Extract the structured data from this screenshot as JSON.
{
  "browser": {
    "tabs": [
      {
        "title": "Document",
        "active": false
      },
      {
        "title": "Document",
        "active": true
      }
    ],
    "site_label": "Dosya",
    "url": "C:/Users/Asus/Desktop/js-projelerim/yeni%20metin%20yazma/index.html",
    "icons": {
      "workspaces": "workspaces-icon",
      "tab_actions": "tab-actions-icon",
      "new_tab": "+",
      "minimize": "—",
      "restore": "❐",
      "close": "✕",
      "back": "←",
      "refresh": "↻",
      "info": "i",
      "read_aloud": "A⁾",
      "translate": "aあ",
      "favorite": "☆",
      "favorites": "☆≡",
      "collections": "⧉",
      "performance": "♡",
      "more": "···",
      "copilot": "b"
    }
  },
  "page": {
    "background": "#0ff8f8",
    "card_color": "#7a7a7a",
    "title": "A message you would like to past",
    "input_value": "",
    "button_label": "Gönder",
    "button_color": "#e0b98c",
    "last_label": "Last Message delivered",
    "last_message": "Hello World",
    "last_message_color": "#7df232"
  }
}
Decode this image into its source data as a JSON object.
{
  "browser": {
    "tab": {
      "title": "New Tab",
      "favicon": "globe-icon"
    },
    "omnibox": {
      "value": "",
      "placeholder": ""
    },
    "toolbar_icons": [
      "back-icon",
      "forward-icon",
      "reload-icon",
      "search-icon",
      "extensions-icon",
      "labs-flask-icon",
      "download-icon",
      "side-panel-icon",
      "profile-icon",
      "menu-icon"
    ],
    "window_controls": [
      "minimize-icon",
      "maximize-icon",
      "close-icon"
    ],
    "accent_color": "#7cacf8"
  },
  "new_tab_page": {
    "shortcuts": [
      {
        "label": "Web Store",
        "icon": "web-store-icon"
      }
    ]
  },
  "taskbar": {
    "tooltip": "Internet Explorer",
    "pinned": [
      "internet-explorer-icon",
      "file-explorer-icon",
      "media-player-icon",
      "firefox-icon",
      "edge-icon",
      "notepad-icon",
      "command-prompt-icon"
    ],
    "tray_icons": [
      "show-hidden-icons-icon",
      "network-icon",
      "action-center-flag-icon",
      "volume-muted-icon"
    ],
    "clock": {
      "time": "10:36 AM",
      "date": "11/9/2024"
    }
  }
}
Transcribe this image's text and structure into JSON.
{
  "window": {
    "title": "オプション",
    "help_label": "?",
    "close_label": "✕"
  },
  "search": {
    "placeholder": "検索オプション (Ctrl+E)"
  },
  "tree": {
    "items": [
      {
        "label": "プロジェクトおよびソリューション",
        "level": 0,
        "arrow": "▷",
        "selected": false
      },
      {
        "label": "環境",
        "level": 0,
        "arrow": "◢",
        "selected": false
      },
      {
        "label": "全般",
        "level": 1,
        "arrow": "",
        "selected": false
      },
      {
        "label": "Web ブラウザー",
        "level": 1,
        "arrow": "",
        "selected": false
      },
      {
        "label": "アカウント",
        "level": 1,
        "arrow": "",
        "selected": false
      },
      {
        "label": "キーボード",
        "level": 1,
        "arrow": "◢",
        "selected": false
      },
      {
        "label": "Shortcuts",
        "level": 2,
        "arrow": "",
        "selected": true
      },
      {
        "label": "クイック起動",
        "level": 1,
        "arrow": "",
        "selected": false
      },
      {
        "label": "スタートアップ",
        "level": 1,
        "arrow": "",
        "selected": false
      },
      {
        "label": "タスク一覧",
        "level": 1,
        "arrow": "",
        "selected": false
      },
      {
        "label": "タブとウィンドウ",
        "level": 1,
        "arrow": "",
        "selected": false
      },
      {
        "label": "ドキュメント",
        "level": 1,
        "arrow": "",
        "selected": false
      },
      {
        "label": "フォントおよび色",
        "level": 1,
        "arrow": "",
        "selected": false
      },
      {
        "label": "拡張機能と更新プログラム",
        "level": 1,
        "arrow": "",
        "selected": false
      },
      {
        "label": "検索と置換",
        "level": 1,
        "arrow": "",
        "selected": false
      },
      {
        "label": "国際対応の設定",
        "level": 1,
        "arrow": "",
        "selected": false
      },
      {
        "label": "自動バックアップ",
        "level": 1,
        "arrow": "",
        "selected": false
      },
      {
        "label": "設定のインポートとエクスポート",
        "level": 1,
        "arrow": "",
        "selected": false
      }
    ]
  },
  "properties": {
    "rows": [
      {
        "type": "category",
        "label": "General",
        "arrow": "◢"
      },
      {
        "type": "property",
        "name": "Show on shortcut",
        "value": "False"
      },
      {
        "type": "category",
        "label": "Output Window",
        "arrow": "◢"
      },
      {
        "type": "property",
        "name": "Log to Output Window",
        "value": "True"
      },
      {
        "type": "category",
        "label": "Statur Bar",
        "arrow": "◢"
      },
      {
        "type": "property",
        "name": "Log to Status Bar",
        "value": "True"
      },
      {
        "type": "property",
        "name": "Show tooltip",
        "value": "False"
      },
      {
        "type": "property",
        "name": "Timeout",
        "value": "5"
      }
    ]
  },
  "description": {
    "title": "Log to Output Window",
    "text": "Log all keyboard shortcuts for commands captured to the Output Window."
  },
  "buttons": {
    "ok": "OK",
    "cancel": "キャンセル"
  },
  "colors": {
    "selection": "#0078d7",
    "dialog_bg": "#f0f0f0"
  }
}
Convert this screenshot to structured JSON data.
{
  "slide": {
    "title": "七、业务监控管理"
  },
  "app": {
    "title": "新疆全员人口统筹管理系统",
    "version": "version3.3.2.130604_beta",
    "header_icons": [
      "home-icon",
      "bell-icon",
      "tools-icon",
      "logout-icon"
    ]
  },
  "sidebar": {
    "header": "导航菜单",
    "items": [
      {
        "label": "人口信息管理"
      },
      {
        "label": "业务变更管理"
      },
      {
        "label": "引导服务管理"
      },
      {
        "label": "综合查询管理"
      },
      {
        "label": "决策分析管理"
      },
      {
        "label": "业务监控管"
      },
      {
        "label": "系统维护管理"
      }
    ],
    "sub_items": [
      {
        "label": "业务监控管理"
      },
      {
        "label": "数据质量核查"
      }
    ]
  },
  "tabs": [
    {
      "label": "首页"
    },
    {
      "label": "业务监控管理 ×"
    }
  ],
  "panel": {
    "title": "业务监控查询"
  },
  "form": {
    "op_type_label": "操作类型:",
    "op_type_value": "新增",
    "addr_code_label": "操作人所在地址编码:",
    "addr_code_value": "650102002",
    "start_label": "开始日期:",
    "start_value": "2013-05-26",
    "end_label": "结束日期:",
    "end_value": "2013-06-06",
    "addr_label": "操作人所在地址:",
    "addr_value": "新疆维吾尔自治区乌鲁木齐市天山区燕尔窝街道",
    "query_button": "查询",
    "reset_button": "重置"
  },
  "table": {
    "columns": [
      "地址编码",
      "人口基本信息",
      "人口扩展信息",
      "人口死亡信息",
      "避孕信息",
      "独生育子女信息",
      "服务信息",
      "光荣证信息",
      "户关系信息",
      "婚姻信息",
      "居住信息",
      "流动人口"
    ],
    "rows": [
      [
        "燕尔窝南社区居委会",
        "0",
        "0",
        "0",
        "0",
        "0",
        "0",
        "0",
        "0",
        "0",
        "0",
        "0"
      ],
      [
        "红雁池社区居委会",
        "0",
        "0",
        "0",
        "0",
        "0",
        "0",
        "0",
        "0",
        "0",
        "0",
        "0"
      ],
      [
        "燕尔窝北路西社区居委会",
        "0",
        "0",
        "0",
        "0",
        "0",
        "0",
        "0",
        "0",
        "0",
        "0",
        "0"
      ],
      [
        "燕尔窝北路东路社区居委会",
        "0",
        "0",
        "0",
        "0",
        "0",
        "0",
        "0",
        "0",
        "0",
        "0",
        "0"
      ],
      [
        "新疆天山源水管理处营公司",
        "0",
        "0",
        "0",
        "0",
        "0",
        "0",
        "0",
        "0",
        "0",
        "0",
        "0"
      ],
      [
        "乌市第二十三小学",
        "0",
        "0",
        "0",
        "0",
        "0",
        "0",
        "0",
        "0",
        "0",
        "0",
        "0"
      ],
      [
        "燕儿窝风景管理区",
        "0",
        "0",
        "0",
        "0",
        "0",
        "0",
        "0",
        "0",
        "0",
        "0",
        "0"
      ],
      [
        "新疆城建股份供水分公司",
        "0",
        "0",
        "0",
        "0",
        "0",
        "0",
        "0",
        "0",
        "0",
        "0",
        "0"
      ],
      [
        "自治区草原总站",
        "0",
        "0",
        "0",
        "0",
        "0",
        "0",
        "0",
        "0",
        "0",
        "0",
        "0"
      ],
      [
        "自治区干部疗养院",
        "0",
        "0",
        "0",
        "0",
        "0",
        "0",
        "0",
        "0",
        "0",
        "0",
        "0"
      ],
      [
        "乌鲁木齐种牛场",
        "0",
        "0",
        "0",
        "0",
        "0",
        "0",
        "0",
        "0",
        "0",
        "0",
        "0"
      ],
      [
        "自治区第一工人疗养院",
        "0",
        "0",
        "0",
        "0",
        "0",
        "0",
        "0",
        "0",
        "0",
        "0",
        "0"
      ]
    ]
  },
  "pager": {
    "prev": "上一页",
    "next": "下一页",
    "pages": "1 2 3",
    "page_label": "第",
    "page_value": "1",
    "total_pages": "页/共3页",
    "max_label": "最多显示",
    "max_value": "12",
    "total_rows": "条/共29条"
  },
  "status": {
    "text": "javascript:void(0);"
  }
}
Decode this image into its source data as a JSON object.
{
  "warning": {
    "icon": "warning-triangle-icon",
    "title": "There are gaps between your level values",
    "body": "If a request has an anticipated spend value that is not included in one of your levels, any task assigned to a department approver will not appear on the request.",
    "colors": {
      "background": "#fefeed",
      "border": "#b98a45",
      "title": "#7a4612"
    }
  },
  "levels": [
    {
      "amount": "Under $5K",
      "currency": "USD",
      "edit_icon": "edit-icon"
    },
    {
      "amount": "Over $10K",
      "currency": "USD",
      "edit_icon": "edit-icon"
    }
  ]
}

WHAT TO PRODUCE:
Collect each line holding the string "JSON".

RESPONSE TO THIS EXERCISE:
Extract the structured data from this screenshot as JSON.
Decode this image into its source data as a JSON object.
Transcribe this image's text and structure into JSON.
Convert this screenshot to structured JSON data.
Decode this image into its source data as a JSON object.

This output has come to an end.